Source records
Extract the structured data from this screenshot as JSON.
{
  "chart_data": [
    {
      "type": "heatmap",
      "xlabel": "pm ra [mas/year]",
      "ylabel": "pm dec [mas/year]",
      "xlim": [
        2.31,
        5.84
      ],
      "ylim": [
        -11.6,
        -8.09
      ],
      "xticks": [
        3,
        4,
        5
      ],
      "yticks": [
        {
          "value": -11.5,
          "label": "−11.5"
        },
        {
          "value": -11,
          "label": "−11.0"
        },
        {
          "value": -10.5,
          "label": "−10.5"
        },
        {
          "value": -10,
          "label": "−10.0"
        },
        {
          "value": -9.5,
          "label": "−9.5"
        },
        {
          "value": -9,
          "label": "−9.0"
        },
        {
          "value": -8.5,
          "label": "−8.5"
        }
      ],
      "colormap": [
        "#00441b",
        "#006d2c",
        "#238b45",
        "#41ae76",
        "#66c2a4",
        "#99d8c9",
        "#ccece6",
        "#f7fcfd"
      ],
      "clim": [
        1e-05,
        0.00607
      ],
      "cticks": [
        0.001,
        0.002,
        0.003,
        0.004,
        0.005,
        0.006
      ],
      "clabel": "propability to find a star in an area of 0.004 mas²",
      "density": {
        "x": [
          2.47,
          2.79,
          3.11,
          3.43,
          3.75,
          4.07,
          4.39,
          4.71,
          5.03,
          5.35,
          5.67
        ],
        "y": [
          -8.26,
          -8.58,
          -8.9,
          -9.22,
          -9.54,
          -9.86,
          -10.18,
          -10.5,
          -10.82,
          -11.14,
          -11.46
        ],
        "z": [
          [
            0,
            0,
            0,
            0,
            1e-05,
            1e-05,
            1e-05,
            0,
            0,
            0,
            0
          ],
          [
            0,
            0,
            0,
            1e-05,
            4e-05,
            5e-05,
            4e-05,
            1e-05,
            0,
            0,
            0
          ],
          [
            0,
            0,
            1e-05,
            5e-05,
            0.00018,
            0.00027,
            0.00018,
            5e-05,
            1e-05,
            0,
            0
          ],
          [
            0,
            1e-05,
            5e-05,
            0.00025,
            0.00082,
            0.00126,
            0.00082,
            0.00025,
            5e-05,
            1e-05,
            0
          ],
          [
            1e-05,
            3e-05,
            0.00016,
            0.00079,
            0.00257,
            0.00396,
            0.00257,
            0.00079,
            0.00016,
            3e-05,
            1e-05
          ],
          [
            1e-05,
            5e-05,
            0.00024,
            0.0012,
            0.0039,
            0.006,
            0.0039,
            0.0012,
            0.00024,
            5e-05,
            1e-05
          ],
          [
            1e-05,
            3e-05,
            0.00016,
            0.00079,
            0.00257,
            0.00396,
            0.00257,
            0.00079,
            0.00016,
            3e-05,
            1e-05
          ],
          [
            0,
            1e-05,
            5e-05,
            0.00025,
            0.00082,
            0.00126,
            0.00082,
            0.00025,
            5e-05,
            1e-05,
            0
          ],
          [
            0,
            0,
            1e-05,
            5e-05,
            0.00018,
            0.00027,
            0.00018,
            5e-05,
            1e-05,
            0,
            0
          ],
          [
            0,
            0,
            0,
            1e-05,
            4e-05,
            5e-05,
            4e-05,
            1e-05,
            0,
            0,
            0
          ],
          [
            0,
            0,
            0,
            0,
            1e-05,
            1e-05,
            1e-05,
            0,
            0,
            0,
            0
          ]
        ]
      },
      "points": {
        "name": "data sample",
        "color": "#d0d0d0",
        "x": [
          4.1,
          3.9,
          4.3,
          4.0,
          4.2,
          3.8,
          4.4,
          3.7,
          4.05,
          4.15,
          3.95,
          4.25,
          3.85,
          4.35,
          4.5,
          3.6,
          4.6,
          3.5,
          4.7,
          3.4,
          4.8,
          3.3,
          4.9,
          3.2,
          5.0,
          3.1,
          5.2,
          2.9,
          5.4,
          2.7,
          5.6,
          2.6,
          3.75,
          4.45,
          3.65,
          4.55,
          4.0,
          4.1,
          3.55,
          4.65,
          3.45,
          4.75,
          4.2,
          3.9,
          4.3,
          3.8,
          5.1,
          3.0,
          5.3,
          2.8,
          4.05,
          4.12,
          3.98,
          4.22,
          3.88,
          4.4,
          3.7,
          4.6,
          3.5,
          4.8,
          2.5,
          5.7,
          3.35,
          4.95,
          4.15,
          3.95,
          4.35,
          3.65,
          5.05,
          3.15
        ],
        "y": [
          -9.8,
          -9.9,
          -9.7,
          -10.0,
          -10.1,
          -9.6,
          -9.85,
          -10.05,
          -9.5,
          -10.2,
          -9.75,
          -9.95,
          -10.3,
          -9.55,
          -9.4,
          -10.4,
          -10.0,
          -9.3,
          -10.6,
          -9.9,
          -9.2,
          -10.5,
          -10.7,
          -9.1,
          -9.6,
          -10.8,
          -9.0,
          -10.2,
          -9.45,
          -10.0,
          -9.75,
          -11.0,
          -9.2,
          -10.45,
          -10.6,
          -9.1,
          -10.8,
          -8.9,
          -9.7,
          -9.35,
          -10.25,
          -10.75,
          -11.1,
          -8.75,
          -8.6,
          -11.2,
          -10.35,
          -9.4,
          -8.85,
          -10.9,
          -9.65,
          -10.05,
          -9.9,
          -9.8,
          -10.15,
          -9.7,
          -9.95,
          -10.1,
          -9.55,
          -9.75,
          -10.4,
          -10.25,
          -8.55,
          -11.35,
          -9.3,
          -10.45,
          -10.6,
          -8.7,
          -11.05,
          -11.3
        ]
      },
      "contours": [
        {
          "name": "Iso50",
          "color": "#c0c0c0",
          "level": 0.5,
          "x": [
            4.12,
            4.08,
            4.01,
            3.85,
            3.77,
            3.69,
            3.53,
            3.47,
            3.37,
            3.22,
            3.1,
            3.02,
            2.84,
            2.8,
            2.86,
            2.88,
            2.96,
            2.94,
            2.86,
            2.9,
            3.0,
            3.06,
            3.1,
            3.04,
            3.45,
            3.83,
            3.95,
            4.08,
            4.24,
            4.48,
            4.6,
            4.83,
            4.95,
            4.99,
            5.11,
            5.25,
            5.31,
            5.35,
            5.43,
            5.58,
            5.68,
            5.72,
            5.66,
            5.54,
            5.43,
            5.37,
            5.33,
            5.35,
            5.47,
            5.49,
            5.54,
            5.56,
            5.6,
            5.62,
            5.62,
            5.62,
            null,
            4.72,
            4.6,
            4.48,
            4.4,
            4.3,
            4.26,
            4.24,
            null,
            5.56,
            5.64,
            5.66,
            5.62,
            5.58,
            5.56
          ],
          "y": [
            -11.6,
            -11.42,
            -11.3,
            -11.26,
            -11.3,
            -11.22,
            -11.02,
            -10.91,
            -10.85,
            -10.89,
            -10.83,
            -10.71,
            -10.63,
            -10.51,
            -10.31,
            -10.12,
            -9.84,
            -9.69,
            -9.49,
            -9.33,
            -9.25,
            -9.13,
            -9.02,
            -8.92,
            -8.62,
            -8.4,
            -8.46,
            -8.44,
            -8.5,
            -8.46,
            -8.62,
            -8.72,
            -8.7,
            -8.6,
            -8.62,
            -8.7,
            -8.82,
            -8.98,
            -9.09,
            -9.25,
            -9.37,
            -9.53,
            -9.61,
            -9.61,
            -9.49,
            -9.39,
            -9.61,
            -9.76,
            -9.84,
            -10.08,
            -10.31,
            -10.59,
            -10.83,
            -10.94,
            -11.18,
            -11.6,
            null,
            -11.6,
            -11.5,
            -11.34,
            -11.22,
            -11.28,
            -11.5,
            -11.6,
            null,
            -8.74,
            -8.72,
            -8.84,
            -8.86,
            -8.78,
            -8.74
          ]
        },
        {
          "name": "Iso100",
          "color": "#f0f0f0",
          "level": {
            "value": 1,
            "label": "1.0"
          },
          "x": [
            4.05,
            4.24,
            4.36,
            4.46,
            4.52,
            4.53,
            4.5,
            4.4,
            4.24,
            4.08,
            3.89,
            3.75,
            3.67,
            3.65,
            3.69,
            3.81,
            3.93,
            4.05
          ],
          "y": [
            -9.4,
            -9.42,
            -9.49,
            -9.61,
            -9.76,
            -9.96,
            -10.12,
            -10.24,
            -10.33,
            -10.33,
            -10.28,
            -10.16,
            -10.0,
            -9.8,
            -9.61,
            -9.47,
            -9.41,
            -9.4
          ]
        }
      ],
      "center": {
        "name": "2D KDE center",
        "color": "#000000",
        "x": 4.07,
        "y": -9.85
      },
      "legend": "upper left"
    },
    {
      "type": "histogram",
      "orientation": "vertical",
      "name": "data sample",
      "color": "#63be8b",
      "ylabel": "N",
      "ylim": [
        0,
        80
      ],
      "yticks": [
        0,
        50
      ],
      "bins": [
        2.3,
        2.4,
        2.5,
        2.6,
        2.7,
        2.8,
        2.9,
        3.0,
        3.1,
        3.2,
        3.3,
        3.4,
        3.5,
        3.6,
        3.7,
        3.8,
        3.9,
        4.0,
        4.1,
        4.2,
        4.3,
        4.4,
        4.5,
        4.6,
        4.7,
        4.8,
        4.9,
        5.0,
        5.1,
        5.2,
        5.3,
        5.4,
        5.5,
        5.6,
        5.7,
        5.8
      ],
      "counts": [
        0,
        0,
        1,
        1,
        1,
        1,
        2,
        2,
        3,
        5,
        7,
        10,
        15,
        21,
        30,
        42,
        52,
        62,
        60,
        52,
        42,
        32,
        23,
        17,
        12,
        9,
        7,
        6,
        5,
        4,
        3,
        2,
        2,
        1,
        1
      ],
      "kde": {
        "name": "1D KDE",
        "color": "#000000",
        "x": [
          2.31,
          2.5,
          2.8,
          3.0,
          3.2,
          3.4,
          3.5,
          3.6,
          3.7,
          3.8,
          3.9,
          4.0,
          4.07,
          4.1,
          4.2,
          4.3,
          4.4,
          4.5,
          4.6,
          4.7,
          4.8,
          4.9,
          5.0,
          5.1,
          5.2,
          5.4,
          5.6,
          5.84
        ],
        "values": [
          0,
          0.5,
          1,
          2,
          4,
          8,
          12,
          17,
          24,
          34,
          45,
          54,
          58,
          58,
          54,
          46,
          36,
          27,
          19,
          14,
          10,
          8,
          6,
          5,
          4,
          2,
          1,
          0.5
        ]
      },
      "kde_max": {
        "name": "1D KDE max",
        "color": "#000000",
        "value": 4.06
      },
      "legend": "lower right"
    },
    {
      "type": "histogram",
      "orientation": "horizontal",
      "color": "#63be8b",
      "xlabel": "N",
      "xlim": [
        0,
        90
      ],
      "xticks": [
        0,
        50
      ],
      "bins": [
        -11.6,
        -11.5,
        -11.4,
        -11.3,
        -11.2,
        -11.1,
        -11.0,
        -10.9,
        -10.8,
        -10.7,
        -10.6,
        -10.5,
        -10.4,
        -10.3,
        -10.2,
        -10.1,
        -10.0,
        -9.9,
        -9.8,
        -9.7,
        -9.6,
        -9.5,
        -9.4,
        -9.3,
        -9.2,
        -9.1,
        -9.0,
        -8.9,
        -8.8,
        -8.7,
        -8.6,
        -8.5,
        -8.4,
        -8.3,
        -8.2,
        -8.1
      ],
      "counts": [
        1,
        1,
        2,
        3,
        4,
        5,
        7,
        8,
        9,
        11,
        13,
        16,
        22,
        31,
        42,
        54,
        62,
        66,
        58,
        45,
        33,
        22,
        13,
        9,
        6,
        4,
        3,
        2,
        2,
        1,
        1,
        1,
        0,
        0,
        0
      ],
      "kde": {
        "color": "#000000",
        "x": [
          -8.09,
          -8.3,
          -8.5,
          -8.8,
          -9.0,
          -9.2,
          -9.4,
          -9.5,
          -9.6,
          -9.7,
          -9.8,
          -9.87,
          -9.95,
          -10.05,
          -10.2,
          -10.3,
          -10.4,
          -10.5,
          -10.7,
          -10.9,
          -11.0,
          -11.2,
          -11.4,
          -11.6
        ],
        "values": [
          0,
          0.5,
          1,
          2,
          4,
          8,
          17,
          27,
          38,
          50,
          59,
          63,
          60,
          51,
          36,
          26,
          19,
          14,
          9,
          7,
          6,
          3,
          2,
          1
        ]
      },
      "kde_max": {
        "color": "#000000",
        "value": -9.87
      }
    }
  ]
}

● Stated task
Find every line of the data that holds the string "orientation", then say how many there are and nothing else.

● Solution for this problem
2